# Start of Dataset records

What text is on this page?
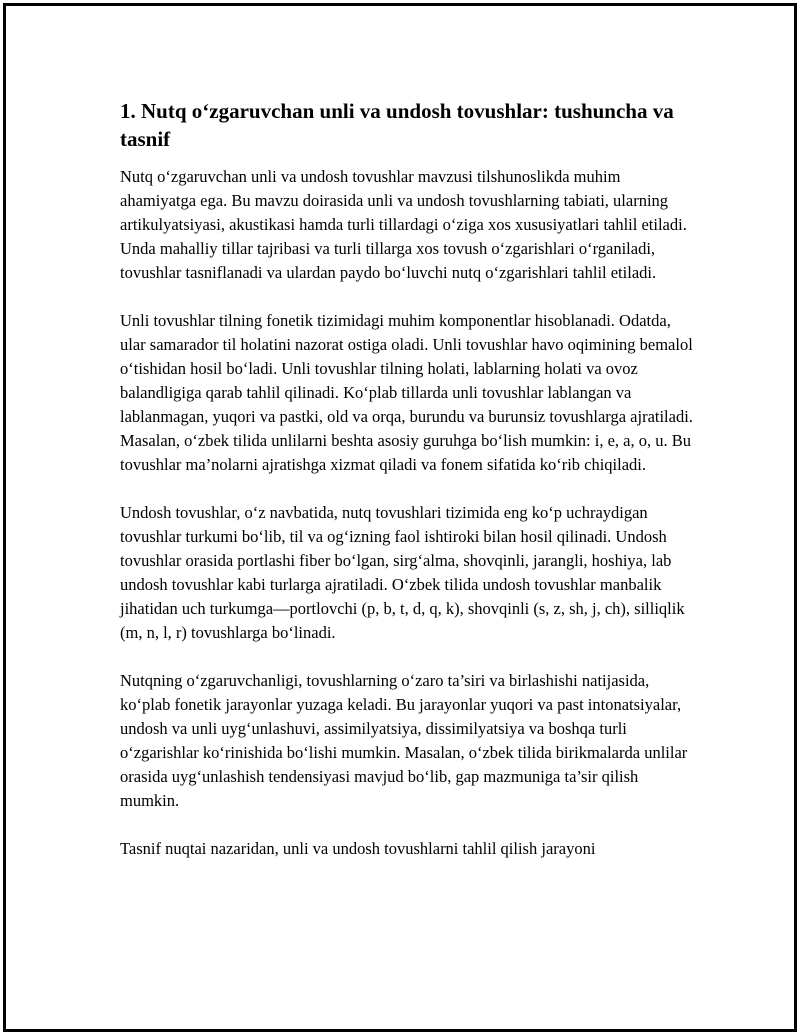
1. Nutq o‘zgaruvchan unli va undosh tovushlar: tushuncha va tasnif

Nutq o‘zgaruvchan unli va undosh tovushlar mavzusi tilshunoslikda muhim ahamiyatga ega. Bu mavzu doirasida unli va undosh tovushlarning tabiati, ularning artikulyatsiyasi, akustikasi hamda turli tillardagi o‘ziga xos xususiyatlari tahlil etiladi. Unda mahalliy tillar tajribasi va turli tillarga xos tovush o‘zgarishlari o‘rganiladi, tovushlar tasniflanadi va ulardan paydo bo‘luvchi nutq o‘zgarishlari tahlil etiladi.

Unli tovushlar tilning fonetik tizimidagi muhim komponentlar hisoblanadi. Odatda, ular samarador til holatini nazorat ostiga oladi. Unli tovushlar havo oqimining bemalol o‘tishidan hosil bo‘ladi. Unli tovushlar tilning holati, lablarning holati va ovoz balandligiga qarab tahlil qilinadi. Ko‘plab tillarda unli tovushlar lablangan va lablanmagan, yuqori va pastki, old va orqa, burundu va burunsiz tovushlarga ajratiladi. Masalan, o‘zbek tilida unlilarni beshta asosiy guruhga bo‘lish mumkin: i, e, a, o, u. Bu tovushlar ma’nolarni ajratishga xizmat qiladi va fonem sifatida ko‘rib chiqiladi.

Undosh tovushlar, o‘z navbatida, nutq tovushlari tizimida eng ko‘p uchraydigan tovushlar turkumi bo‘lib, til va og‘izning faol ishtiroki bilan hosil qilinadi. Undosh tovushlar orasida portlashi fiber bo‘lgan, sirg‘alma, shovqinli, jarangli, hoshiya, lab undosh tovushlar kabi turlarga ajratiladi. O‘zbek tilida undosh tovushlar manbalik jihatidan uch turkumga—portlovchi (p, b, t, d, q, k), shovqinli (s, z, sh, j, ch), silliqlik (m, n, l, r) tovushlarga bo‘linadi.

Nutqning o‘zgaruvchanligi, tovushlarning o‘zaro ta’siri va birlashishi natijasida, ko‘plab fonetik jarayonlar yuzaga keladi. Bu jarayonlar yuqori va past intonatsiyalar, undosh va unli uyg‘unlashuvi, assimilyatsiya, dissimilyatsiya va boshqa turli o‘zgarishlar ko‘rinishida bo‘lishi mumkin. Masalan, o‘zbek tilida birikmalarda unlilar orasida uyg‘unlashish tendensiyasi mavjud bo‘lib, gap mazmuniga ta’sir qilish mumkin.

Tasnif nuqtai nazaridan, unli va undosh tovushlarni tahlil qilish jarayoni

# End of Dataset records

**What is expected**
Every entry above should be duplicated exactly. Do not include the images.

**Result for this exercise**
What text is on this page?
1. Nutq o‘zgaruvchan unli va undosh tovushlar: tushuncha va tasnif

Nutq o‘zgaruvchan unli va undosh tovushlar mavzusi tilshunoslikda muhim ahamiyatga ega. Bu mavzu doirasida unli va undosh tovushlarning tabiati, ularning artikulyatsiyasi, akustikasi hamda turli tillardagi o‘ziga xos xususiyatlari tahlil etiladi. Unda mahalliy tillar tajribasi va turli tillarga xos tovush o‘zgarishlari o‘rganiladi, tovushlar tasniflanadi va ulardan paydo bo‘luvchi nutq o‘zgarishlari tahlil etiladi.

Unli tovushlar tilning fonetik tizimidagi muhim komponentlar hisoblanadi. Odatda, ular samarador til holatini nazorat ostiga oladi. Unli tovushlar havo oqimining bemalol o‘tishidan hosil bo‘ladi. Unli tovushlar tilning holati, lablarning holati va ovoz balandligiga qarab tahlil qilinadi. Ko‘plab tillarda unli tovushlar lablangan va lablanmagan, yuqori va pastki, old va orqa, burundu va burunsiz tovushlarga ajratiladi. Masalan, o‘zbek tilida unlilarni beshta asosiy guruhga bo‘lish mumkin: i, e, a, o, u. Bu tovushlar ma’nolarni ajratishga xizmat qiladi va fonem sifatida ko‘rib chiqiladi.

Undosh tovushlar, o‘z navbatida, nutq tovushlari tizimida eng ko‘p uchraydigan tovushlar turkumi bo‘lib, til va og‘izning faol ishtiroki bilan hosil qilinadi. Undosh tovushlar orasida portlashi fiber bo‘lgan, sirg‘alma, shovqinli, jarangli, hoshiya, lab undosh tovushlar kabi turlarga ajratiladi. O‘zbek tilida undosh tovushlar manbalik jihatidan uch turkumga—portlovchi (p, b, t, d, q, k), shovqinli (s, z, sh, j, ch), silliqlik (m, n, l, r) tovushlarga bo‘linadi.

Nutqning o‘zgaruvchanligi, tovushlarning o‘zaro ta’siri va birlashishi natijasida, ko‘plab fonetik jarayonlar yuzaga keladi. Bu jarayonlar yuqori va past intonatsiyalar, undosh va unli uyg‘unlashuvi, assimilyatsiya, dissimilyatsiya va boshqa turli o‘zgarishlar ko‘rinishida bo‘lishi mumkin. Masalan, o‘zbek tilida birikmalarda unlilar orasida uyg‘unlashish tendensiyasi mavjud bo‘lib, gap mazmuniga ta’sir qilish mumkin.

Tasnif nuqtai nazaridan, unli va undosh tovushlarni tahlil qilish jarayoni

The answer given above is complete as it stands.